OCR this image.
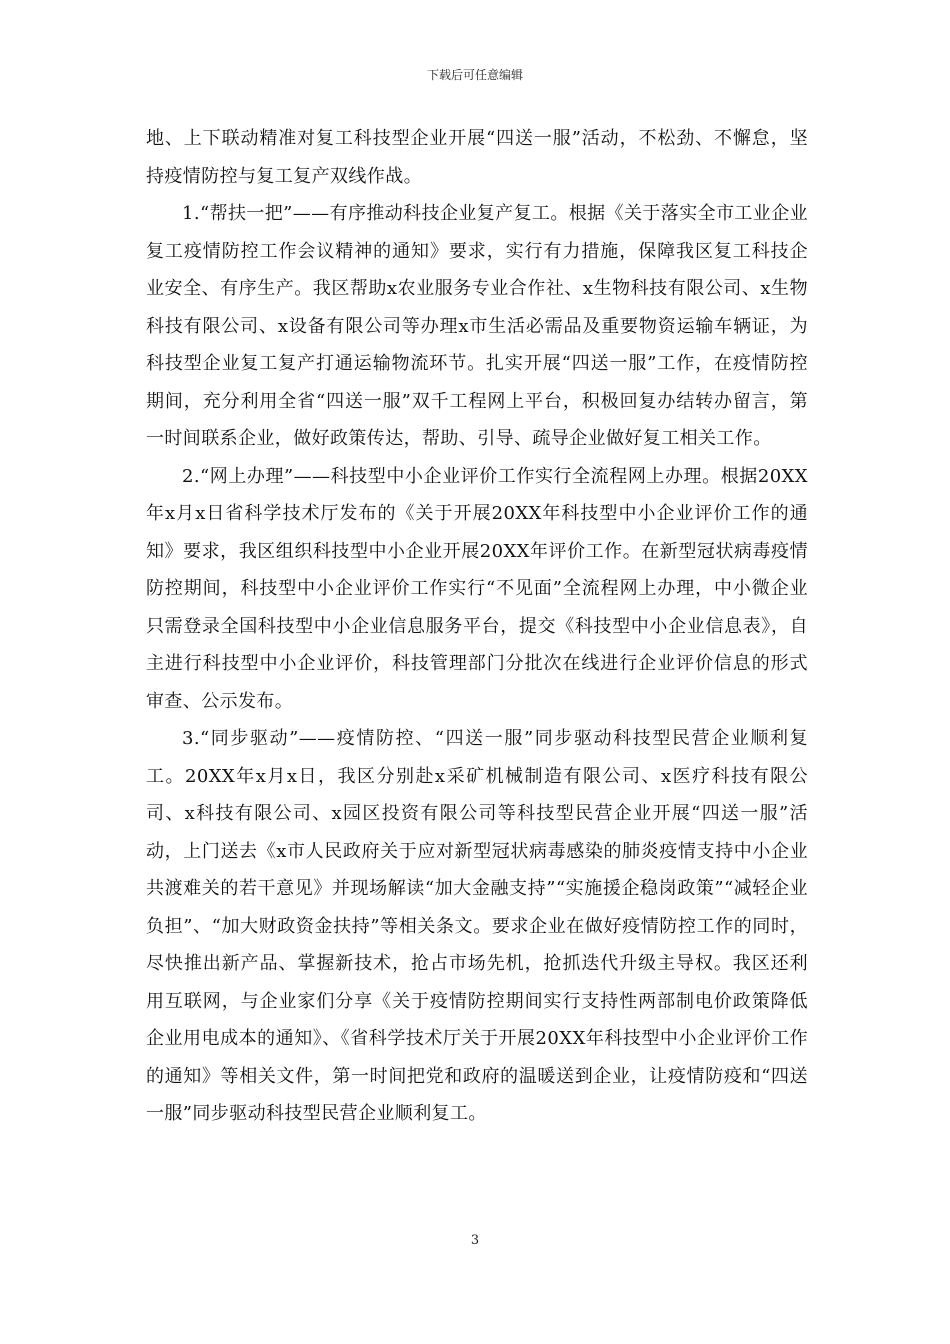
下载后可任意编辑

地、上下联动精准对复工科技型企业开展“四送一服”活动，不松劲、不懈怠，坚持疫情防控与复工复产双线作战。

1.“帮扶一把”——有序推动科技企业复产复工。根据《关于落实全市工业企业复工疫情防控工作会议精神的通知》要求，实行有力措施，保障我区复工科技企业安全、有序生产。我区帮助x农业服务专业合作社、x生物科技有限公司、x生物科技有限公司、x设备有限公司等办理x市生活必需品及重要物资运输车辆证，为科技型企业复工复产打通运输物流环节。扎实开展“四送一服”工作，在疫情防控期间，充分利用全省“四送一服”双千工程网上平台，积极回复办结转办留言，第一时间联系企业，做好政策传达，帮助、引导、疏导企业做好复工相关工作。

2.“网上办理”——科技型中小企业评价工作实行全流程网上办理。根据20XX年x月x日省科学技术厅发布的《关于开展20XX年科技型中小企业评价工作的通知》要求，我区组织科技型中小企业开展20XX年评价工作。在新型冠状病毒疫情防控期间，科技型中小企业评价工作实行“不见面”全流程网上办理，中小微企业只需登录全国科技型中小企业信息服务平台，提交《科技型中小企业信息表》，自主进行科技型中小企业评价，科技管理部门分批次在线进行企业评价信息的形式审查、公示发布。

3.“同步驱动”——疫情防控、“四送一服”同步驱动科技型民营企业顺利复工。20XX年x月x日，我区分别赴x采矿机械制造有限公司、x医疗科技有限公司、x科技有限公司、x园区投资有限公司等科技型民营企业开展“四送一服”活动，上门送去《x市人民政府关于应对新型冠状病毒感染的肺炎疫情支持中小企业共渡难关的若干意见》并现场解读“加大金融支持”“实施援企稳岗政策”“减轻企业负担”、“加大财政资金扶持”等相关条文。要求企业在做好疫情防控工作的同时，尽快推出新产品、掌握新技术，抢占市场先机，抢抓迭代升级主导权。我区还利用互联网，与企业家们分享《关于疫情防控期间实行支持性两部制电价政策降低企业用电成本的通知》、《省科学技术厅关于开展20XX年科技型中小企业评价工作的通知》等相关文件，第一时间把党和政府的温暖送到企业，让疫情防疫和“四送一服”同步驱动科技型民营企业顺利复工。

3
====================
- EXERCISE TASK: Pictures in the records above are not copied; print everything else exactly.

- COMPLETED EXERCISE:
OCR this image.
下载后可任意编辑

地、上下联动精准对复工科技型企业开展“四送一服”活动，不松劲、不懈怠，坚持疫情防控与复工复产双线作战。

1.“帮扶一把”——有序推动科技企业复产复工。根据《关于落实全市工业企业复工疫情防控工作会议精神的通知》要求，实行有力措施，保障我区复工科技企业安全、有序生产。我区帮助x农业服务专业合作社、x生物科技有限公司、x生物科技有限公司、x设备有限公司等办理x市生活必需品及重要物资运输车辆证，为科技型企业复工复产打通运输物流环节。扎实开展“四送一服”工作，在疫情防控期间，充分利用全省“四送一服”双千工程网上平台，积极回复办结转办留言，第一时间联系企业，做好政策传达，帮助、引导、疏导企业做好复工相关工作。

2.“网上办理”——科技型中小企业评价工作实行全流程网上办理。根据20XX年x月x日省科学技术厅发布的《关于开展20XX年科技型中小企业评价工作的通知》要求，我区组织科技型中小企业开展20XX年评价工作。在新型冠状病毒疫情防控期间，科技型中小企业评价工作实行“不见面”全流程网上办理，中小微企业只需登录全国科技型中小企业信息服务平台，提交《科技型中小企业信息表》，自主进行科技型中小企业评价，科技管理部门分批次在线进行企业评价信息的形式审查、公示发布。

3.“同步驱动”——疫情防控、“四送一服”同步驱动科技型民营企业顺利复工。20XX年x月x日，我区分别赴x采矿机械制造有限公司、x医疗科技有限公司、x科技有限公司、x园区投资有限公司等科技型民营企业开展“四送一服”活动，上门送去《x市人民政府关于应对新型冠状病毒感染的肺炎疫情支持中小企业共渡难关的若干意见》并现场解读“加大金融支持”“实施援企稳岗政策”“减轻企业负担”、“加大财政资金扶持”等相关条文。要求企业在做好疫情防控工作的同时，尽快推出新产品、掌握新技术，抢占市场先机，抢抓迭代升级主导权。我区还利用互联网，与企业家们分享《关于疫情防控期间实行支持性两部制电价政策降低企业用电成本的通知》、《省科学技术厅关于开展20XX年科技型中小企业评价工作的通知》等相关文件，第一时间把党和政府的温暖送到企业，让疫情防疫和“四送一服”同步驱动科技型民营企业顺利复工。

3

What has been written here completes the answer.